─── Given data ───
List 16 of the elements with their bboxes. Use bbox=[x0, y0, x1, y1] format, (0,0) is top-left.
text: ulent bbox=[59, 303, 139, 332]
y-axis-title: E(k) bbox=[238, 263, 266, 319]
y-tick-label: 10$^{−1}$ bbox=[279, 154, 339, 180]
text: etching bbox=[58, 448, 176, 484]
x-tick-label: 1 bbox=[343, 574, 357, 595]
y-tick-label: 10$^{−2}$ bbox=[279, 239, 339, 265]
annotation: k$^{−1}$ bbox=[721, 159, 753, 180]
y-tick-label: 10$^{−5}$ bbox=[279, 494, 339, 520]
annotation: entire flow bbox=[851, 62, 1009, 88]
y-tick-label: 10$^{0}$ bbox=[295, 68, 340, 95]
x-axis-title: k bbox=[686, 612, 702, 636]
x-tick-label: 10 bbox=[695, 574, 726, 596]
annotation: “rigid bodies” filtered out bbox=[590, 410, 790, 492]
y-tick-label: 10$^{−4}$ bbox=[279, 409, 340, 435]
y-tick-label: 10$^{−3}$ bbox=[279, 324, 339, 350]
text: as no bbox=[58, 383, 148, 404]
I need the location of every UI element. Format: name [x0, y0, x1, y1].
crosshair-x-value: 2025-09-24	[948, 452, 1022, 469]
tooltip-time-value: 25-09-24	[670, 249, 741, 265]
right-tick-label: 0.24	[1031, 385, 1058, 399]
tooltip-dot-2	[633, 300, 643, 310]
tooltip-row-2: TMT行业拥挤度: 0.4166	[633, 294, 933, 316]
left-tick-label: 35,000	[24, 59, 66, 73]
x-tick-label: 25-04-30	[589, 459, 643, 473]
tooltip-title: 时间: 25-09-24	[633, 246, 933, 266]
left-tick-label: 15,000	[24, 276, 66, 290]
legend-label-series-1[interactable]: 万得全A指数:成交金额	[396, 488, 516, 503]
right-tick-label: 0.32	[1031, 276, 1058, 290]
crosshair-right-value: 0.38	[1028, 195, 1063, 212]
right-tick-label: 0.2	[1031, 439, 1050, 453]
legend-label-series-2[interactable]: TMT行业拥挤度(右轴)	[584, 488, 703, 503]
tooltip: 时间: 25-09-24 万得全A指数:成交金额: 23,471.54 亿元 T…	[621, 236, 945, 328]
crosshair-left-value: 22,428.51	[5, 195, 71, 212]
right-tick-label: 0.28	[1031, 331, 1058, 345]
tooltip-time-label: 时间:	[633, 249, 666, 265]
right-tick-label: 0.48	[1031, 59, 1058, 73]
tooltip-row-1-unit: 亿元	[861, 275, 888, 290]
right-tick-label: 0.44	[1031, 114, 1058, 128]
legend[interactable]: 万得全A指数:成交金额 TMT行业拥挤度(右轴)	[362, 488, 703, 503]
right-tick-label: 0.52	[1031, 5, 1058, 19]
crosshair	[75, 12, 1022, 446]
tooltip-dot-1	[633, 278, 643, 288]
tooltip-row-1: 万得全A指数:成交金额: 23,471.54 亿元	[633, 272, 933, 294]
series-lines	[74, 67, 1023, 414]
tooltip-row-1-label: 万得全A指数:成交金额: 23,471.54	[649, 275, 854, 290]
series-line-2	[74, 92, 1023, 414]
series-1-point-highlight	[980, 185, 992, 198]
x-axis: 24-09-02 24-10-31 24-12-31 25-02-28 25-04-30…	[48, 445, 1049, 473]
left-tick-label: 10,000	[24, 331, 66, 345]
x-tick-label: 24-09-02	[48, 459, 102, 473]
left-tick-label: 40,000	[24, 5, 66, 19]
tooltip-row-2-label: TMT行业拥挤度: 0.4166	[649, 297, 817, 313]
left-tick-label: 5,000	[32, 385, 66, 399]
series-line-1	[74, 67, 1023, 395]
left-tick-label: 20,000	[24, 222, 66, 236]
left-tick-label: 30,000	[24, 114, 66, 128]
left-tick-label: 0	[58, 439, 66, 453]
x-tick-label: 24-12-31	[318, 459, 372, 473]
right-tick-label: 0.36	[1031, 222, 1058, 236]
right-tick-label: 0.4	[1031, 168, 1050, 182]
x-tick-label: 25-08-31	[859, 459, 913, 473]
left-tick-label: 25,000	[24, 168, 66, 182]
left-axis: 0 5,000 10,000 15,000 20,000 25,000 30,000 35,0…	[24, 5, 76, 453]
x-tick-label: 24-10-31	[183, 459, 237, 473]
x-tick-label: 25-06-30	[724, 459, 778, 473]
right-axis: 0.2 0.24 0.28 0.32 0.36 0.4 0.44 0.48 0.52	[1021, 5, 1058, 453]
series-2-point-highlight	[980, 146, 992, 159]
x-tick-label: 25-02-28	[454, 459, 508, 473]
───
Retype every line of the records above with no changes.

* [Solved exercise]
List 16 of the elements with their bboxes. Use bbox=[x0, y0, x1, y1] format, (0,0) is top-left.
text: ulent bbox=[59, 303, 139, 332]
y-axis-title: E(k) bbox=[238, 263, 266, 319]
y-tick-label: 10$^{−1}$ bbox=[279, 154, 339, 180]
text: etching bbox=[58, 448, 176, 484]
x-tick-label: 1 bbox=[343, 574, 357, 595]
y-tick-label: 10$^{−2}$ bbox=[279, 239, 339, 265]
annotation: k$^{−1}$ bbox=[721, 159, 753, 180]
y-tick-label: 10$^{−5}$ bbox=[279, 494, 339, 520]
annotation: entire flow bbox=[851, 62, 1009, 88]
y-tick-label: 10$^{0}$ bbox=[295, 68, 340, 95]
x-axis-title: k bbox=[686, 612, 702, 636]
x-tick-label: 10 bbox=[695, 574, 726, 596]
annotation: “rigid bodies” filtered out bbox=[590, 410, 790, 492]
y-tick-label: 10$^{−4}$ bbox=[279, 409, 340, 435]
y-tick-label: 10$^{−3}$ bbox=[279, 324, 339, 350]
text: as no bbox=[58, 383, 148, 404]
I need the location of every UI element. Format: name [x0, y0, x1, y1].
crosshair-x-value: 2025-09-24	[948, 452, 1022, 469]
tooltip-time-value: 25-09-24	[670, 249, 741, 265]
right-tick-label: 0.24	[1031, 385, 1058, 399]
tooltip-dot-2	[633, 300, 643, 310]
tooltip-row-2: TMT行业拥挤度: 0.4166	[633, 294, 933, 316]
left-tick-label: 35,000	[24, 59, 66, 73]
x-tick-label: 25-04-30	[589, 459, 643, 473]
tooltip-title: 时间: 25-09-24	[633, 246, 933, 266]
left-tick-label: 15,000	[24, 276, 66, 290]
legend-label-series-1[interactable]: 万得全A指数:成交金额	[396, 488, 516, 503]
right-tick-label: 0.32	[1031, 276, 1058, 290]
crosshair-right-value: 0.38	[1028, 195, 1063, 212]
right-tick-label: 0.2	[1031, 439, 1050, 453]
legend-label-series-2[interactable]: TMT行业拥挤度(右轴)	[584, 488, 703, 503]
tooltip: 时间: 25-09-24 万得全A指数:成交金额: 23,471.54 亿元 T…	[621, 236, 945, 328]
crosshair-left-value: 22,428.51	[5, 195, 71, 212]
right-tick-label: 0.28	[1031, 331, 1058, 345]
tooltip-time-label: 时间:	[633, 249, 666, 265]
right-tick-label: 0.48	[1031, 59, 1058, 73]
tooltip-row-1-unit: 亿元	[861, 275, 888, 290]
right-tick-label: 0.44	[1031, 114, 1058, 128]
legend[interactable]: 万得全A指数:成交金额 TMT行业拥挤度(右轴)	[362, 488, 703, 503]
right-tick-label: 0.52	[1031, 5, 1058, 19]
crosshair	[75, 12, 1022, 446]
tooltip-dot-1	[633, 278, 643, 288]
tooltip-row-1: 万得全A指数:成交金额: 23,471.54 亿元	[633, 272, 933, 294]
series-lines	[74, 67, 1023, 414]
tooltip-row-1-label: 万得全A指数:成交金额: 23,471.54	[649, 275, 854, 290]
series-line-2	[74, 92, 1023, 414]
series-1-point-highlight	[980, 185, 992, 198]
x-axis: 24-09-02 24-10-31 24-12-31 25-02-28 25-04-30…	[48, 445, 1049, 473]
left-tick-label: 10,000	[24, 331, 66, 345]
x-tick-label: 24-09-02	[48, 459, 102, 473]
left-tick-label: 40,000	[24, 5, 66, 19]
tooltip-row-2-label: TMT行业拥挤度: 0.4166	[649, 297, 817, 313]
left-tick-label: 5,000	[32, 385, 66, 399]
series-line-1	[74, 67, 1023, 395]
left-tick-label: 20,000	[24, 222, 66, 236]
left-tick-label: 30,000	[24, 114, 66, 128]
left-tick-label: 0	[58, 439, 66, 453]
x-tick-label: 24-12-31	[318, 459, 372, 473]
right-tick-label: 0.36	[1031, 222, 1058, 236]
right-tick-label: 0.4	[1031, 168, 1050, 182]
x-tick-label: 25-08-31	[859, 459, 913, 473]
left-tick-label: 25,000	[24, 168, 66, 182]
left-axis: 0 5,000 10,000 15,000 20,000 25,000 30,000 35,0…	[24, 5, 76, 453]
x-tick-label: 24-10-31	[183, 459, 237, 473]
x-tick-label: 25-06-30	[724, 459, 778, 473]
right-axis: 0.2 0.24 0.28 0.32 0.36 0.4 0.44 0.48 0.52	[1021, 5, 1058, 453]
series-2-point-highlight	[980, 146, 992, 159]
x-tick-label: 25-02-28	[454, 459, 508, 473]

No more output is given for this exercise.